>> BEGIN
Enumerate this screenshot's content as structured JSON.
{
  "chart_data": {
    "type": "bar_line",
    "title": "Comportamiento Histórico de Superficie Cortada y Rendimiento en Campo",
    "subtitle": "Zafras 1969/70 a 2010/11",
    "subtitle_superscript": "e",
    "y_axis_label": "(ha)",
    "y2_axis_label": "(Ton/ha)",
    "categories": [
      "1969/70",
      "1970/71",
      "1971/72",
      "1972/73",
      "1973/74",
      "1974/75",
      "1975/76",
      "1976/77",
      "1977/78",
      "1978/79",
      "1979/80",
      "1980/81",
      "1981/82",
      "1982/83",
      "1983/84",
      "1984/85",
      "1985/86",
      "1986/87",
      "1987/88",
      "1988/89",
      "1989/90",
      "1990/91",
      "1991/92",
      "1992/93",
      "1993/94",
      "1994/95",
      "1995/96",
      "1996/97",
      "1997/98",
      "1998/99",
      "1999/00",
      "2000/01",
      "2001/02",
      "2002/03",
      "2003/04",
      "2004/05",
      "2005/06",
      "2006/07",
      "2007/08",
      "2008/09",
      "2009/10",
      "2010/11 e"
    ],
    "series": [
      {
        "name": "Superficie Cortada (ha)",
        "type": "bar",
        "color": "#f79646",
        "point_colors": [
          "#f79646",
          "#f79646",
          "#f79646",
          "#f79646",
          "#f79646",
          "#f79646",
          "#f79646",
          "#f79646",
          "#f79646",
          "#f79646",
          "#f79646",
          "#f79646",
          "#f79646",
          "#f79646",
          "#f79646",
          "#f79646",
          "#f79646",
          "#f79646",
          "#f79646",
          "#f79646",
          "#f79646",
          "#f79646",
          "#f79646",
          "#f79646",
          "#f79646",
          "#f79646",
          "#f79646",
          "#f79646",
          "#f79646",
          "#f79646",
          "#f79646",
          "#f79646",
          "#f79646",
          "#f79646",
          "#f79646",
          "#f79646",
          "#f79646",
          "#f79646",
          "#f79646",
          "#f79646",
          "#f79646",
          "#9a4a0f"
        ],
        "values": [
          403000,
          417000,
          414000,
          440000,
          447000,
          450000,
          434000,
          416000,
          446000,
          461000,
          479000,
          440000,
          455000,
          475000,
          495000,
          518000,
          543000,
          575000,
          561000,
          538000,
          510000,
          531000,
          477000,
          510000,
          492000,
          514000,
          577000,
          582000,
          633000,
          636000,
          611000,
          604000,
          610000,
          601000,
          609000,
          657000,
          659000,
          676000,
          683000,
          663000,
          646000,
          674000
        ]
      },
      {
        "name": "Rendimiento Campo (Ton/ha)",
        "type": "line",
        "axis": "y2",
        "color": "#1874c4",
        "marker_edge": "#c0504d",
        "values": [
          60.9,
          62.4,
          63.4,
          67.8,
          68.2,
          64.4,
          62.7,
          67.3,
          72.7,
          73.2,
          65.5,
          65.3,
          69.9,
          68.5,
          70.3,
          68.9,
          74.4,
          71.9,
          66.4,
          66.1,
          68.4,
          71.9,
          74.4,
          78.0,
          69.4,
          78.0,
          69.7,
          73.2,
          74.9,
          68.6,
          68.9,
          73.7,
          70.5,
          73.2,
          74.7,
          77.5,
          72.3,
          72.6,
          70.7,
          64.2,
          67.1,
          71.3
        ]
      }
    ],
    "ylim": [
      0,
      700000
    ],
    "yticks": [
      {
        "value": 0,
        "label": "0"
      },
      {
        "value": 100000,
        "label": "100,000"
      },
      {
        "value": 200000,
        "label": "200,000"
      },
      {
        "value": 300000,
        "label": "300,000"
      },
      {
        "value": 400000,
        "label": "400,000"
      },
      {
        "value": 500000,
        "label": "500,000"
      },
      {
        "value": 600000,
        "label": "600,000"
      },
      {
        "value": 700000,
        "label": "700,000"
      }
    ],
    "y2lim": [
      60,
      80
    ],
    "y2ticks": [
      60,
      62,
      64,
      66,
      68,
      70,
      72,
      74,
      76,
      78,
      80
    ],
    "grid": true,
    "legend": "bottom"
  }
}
>> END
Task details:
The records above should be restated word for word, please.

Reply:
Enumerate this screenshot's content as structured JSON.
{
  "chart_data": {
    "type": "bar_line",
    "title": "Comportamiento Histórico de Superficie Cortada y Rendimiento en Campo",
    "subtitle": "Zafras 1969/70 a 2010/11",
    "subtitle_superscript": "e",
    "y_axis_label": "(ha)",
    "y2_axis_label": "(Ton/ha)",
    "categories": [
      "1969/70",
      "1970/71",
      "1971/72",
      "1972/73",
      "1973/74",
      "1974/75",
      "1975/76",
      "1976/77",
      "1977/78",
      "1978/79",
      "1979/80",
      "1980/81",
      "1981/82",
      "1982/83",
      "1983/84",
      "1984/85",
      "1985/86",
      "1986/87",
      "1987/88",
      "1988/89",
      "1989/90",
      "1990/91",
      "1991/92",
      "1992/93",
      "1993/94",
      "1994/95",
      "1995/96",
      "1996/97",
      "1997/98",
      "1998/99",
      "1999/00",
      "2000/01",
      "2001/02",
      "2002/03",
      "2003/04",
      "2004/05",
      "2005/06",
      "2006/07",
      "2007/08",
      "2008/09",
      "2009/10",
      "2010/11 e"
    ],
    "series": [
      {
        "name": "Superficie Cortada (ha)",
        "type": "bar",
        "color": "#f79646",
        "point_colors": [
          "#f79646",
          "#f79646",
          "#f79646",
          "#f79646",
          "#f79646",
          "#f79646",
          "#f79646",
          "#f79646",
          "#f79646",
          "#f79646",
          "#f79646",
          "#f79646",
          "#f79646",
          "#f79646",
          "#f79646",
          "#f79646",
          "#f79646",
          "#f79646",
          "#f79646",
          "#f79646",
          "#f79646",
          "#f79646",
          "#f79646",
          "#f79646",
          "#f79646",
          "#f79646",
          "#f79646",
          "#f79646",
          "#f79646",
          "#f79646",
          "#f79646",
          "#f79646",
          "#f79646",
          "#f79646",
          "#f79646",
          "#f79646",
          "#f79646",
          "#f79646",
          "#f79646",
          "#f79646",
          "#f79646",
          "#9a4a0f"
        ],
        "values": [
          403000,
          417000,
          414000,
          440000,
          447000,
          450000,
          434000,
          416000,
          446000,
          461000,
          479000,
          440000,
          455000,
          475000,
          495000,
          518000,
          543000,
          575000,
          561000,
          538000,
          510000,
          531000,
          477000,
          510000,
          492000,
          514000,
          577000,
          582000,
          633000,
          636000,
          611000,
          604000,
          610000,
          601000,
          609000,
          657000,
          659000,
          676000,
          683000,
          663000,
          646000,
          674000
        ]
      },
      {
        "name": "Rendimiento Campo (Ton/ha)",
        "type": "line",
        "axis": "y2",
        "color": "#1874c4",
        "marker_edge": "#c0504d",
        "values": [
          60.9,
          62.4,
          63.4,
          67.8,
          68.2,
          64.4,
          62.7,
          67.3,
          72.7,
          73.2,
          65.5,
          65.3,
          69.9,
          68.5,
          70.3,
          68.9,
          74.4,
          71.9,
          66.4,
          66.1,
          68.4,
          71.9,
          74.4,
          78.0,
          69.4,
          78.0,
          69.7,
          73.2,
          74.9,
          68.6,
          68.9,
          73.7,
          70.5,
          73.2,
          74.7,
          77.5,
          72.3,
          72.6,
          70.7,
          64.2,
          67.1,
          71.3
        ]
      }
    ],
    "ylim": [
      0,
      700000
    ],
    "yticks": [
      {
        "value": 0,
        "label": "0"
      },
      {
        "value": 100000,
        "label": "100,000"
      },
      {
        "value": 200000,
        "label": "200,000"
      },
      {
        "value": 300000,
        "label": "300,000"
      },
      {
        "value": 400000,
        "label": "400,000"
      },
      {
        "value": 500000,
        "label": "500,000"
      },
      {
        "value": 600000,
        "label": "600,000"
      },
      {
        "value": 700000,
        "label": "700,000"
      }
    ],
    "y2lim": [
      60,
      80
    ],
    "y2ticks": [
      60,
      62,
      64,
      66,
      68,
      70,
      72,
      74,
      76,
      78,
      80
    ],
    "grid": true,
    "legend": "bottom"
  }
}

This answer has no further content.